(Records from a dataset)
-- begin --
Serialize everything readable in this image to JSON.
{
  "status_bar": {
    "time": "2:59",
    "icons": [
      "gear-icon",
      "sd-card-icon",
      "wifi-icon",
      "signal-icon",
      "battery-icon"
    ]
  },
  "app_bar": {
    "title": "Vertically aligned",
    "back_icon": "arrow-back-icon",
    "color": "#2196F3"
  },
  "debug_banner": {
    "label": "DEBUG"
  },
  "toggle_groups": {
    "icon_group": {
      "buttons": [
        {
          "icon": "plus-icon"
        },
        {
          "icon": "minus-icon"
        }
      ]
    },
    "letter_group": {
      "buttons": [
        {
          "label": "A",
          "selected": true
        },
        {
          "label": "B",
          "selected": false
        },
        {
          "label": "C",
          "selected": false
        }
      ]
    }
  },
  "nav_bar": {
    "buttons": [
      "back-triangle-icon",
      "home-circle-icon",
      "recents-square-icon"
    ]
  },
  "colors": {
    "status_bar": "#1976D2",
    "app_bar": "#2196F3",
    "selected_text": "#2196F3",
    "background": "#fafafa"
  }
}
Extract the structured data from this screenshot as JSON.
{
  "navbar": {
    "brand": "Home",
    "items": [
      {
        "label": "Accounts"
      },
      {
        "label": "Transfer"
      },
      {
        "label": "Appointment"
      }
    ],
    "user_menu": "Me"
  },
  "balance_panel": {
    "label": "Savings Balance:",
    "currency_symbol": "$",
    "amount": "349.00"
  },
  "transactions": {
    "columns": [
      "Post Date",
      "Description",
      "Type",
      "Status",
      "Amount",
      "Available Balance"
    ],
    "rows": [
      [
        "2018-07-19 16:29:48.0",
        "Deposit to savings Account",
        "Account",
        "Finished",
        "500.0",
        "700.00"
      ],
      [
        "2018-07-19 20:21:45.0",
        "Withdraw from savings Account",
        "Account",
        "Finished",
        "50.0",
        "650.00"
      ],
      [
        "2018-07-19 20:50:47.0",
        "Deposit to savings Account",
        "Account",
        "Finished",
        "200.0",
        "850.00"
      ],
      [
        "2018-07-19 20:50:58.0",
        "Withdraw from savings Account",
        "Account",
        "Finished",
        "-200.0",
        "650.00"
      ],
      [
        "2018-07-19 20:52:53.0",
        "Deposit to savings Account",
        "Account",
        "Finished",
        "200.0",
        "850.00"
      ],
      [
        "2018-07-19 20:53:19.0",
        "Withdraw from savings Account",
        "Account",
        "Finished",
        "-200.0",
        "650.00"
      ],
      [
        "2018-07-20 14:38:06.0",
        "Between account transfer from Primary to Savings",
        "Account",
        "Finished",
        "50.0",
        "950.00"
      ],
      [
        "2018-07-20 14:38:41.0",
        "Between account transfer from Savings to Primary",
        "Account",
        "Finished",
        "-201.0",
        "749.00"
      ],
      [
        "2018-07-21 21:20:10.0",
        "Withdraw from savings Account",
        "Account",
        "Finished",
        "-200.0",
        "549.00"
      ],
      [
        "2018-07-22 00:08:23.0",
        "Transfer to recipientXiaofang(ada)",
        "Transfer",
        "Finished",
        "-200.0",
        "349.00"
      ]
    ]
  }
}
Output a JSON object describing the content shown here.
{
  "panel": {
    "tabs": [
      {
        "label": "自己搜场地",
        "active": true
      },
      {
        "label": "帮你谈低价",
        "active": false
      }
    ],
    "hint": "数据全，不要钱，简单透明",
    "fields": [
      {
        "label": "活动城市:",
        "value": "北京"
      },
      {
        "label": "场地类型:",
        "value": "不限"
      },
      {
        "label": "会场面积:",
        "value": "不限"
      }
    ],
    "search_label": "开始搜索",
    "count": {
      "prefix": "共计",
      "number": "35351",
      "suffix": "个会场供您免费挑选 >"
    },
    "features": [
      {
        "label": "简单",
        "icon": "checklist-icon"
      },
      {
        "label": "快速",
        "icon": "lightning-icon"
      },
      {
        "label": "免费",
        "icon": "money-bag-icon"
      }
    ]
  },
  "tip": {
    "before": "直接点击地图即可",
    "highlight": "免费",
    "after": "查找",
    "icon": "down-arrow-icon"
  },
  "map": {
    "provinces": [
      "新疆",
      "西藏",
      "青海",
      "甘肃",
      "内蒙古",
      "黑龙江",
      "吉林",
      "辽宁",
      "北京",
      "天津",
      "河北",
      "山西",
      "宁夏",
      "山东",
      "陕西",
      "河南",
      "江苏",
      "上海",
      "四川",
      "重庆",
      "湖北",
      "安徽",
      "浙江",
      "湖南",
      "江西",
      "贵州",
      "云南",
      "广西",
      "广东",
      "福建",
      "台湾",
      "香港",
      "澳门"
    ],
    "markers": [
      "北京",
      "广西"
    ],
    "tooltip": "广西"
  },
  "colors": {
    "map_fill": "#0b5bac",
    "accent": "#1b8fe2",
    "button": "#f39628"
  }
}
-- end --
Task brief: Make an exact copy of the records.

Task result:
Serialize everything readable in this image to JSON.
{
  "status_bar": {
    "time": "2:59",
    "icons": [
      "gear-icon",
      "sd-card-icon",
      "wifi-icon",
      "signal-icon",
      "battery-icon"
    ]
  },
  "app_bar": {
    "title": "Vertically aligned",
    "back_icon": "arrow-back-icon",
    "color": "#2196F3"
  },
  "debug_banner": {
    "label": "DEBUG"
  },
  "toggle_groups": {
    "icon_group": {
      "buttons": [
        {
          "icon": "plus-icon"
        },
        {
          "icon": "minus-icon"
        }
      ]
    },
    "letter_group": {
      "buttons": [
        {
          "label": "A",
          "selected": true
        },
        {
          "label": "B",
          "selected": false
        },
        {
          "label": "C",
          "selected": false
        }
      ]
    }
  },
  "nav_bar": {
    "buttons": [
      "back-triangle-icon",
      "home-circle-icon",
      "recents-square-icon"
    ]
  },
  "colors": {
    "status_bar": "#1976D2",
    "app_bar": "#2196F3",
    "selected_text": "#2196F3",
    "background": "#fafafa"
  }
}
Extract the structured data from this screenshot as JSON.
{
  "navbar": {
    "brand": "Home",
    "items": [
      {
        "label": "Accounts"
      },
      {
        "label": "Transfer"
      },
      {
        "label": "Appointment"
      }
    ],
    "user_menu": "Me"
  },
  "balance_panel": {
    "label": "Savings Balance:",
    "currency_symbol": "$",
    "amount": "349.00"
  },
  "transactions": {
    "columns": [
      "Post Date",
      "Description",
      "Type",
      "Status",
      "Amount",
      "Available Balance"
    ],
    "rows": [
      [
        "2018-07-19 16:29:48.0",
        "Deposit to savings Account",
        "Account",
        "Finished",
        "500.0",
        "700.00"
      ],
      [
        "2018-07-19 20:21:45.0",
        "Withdraw from savings Account",
        "Account",
        "Finished",
        "50.0",
        "650.00"
      ],
      [
        "2018-07-19 20:50:47.0",
        "Deposit to savings Account",
        "Account",
        "Finished",
        "200.0",
        "850.00"
      ],
      [
        "2018-07-19 20:50:58.0",
        "Withdraw from savings Account",
        "Account",
        "Finished",
        "-200.0",
        "650.00"
      ],
      [
        "2018-07-19 20:52:53.0",
        "Deposit to savings Account",
        "Account",
        "Finished",
        "200.0",
        "850.00"
      ],
      [
        "2018-07-19 20:53:19.0",
        "Withdraw from savings Account",
        "Account",
        "Finished",
        "-200.0",
        "650.00"
      ],
      [
        "2018-07-20 14:38:06.0",
        "Between account transfer from Primary to Savings",
        "Account",
        "Finished",
        "50.0",
        "950.00"
      ],
      [
        "2018-07-20 14:38:41.0",
        "Between account transfer from Savings to Primary",
        "Account",
        "Finished",
        "-201.0",
        "749.00"
      ],
      [
        "2018-07-21 21:20:10.0",
        "Withdraw from savings Account",
        "Account",
        "Finished",
        "-200.0",
        "549.00"
      ],
      [
        "2018-07-22 00:08:23.0",
        "Transfer to recipientXiaofang(ada)",
        "Transfer",
        "Finished",
        "-200.0",
        "349.00"
      ]
    ]
  }
}
Output a JSON object describing the content shown here.
{
  "panel": {
    "tabs": [
      {
        "label": "自己搜场地",
        "active": true
      },
      {
        "label": "帮你谈低价",
        "active": false
      }
    ],
    "hint": "数据全，不要钱，简单透明",
    "fields": [
      {
        "label": "活动城市:",
        "value": "北京"
      },
      {
        "label": "场地类型:",
        "value": "不限"
      },
      {
        "label": "会场面积:",
        "value": "不限"
      }
    ],
    "search_label": "开始搜索",
    "count": {
      "prefix": "共计",
      "number": "35351",
      "suffix": "个会场供您免费挑选 >"
    },
    "features": [
      {
        "label": "简单",
        "icon": "checklist-icon"
      },
      {
        "label": "快速",
        "icon": "lightning-icon"
      },
      {
        "label": "免费",
        "icon": "money-bag-icon"
      }
    ]
  },
  "tip": {
    "before": "直接点击地图即可",
    "highlight": "免费",
    "after": "查找",
    "icon": "down-arrow-icon"
  },
  "map": {
    "provinces": [
      "新疆",
      "西藏",
      "青海",
      "甘肃",
      "内蒙古",
      "黑龙江",
      "吉林",
      "辽宁",
      "北京",
      "天津",
      "河北",
      "山西",
      "宁夏",
      "山东",
      "陕西",
      "河南",
      "江苏",
      "上海",
      "四川",
      "重庆",
      "湖北",
      "安徽",
      "浙江",
      "湖南",
      "江西",
      "贵州",
      "云南",
      "广西",
      "广东",
      "福建",
      "台湾",
      "香港",
      "澳门"
    ],
    "markers": [
      "北京",
      "广西"
    ],
    "tooltip": "广西"
  },
  "colors": {
    "map_fill": "#0b5bac",
    "accent": "#1b8fe2",
    "button": "#f39628"
  }
}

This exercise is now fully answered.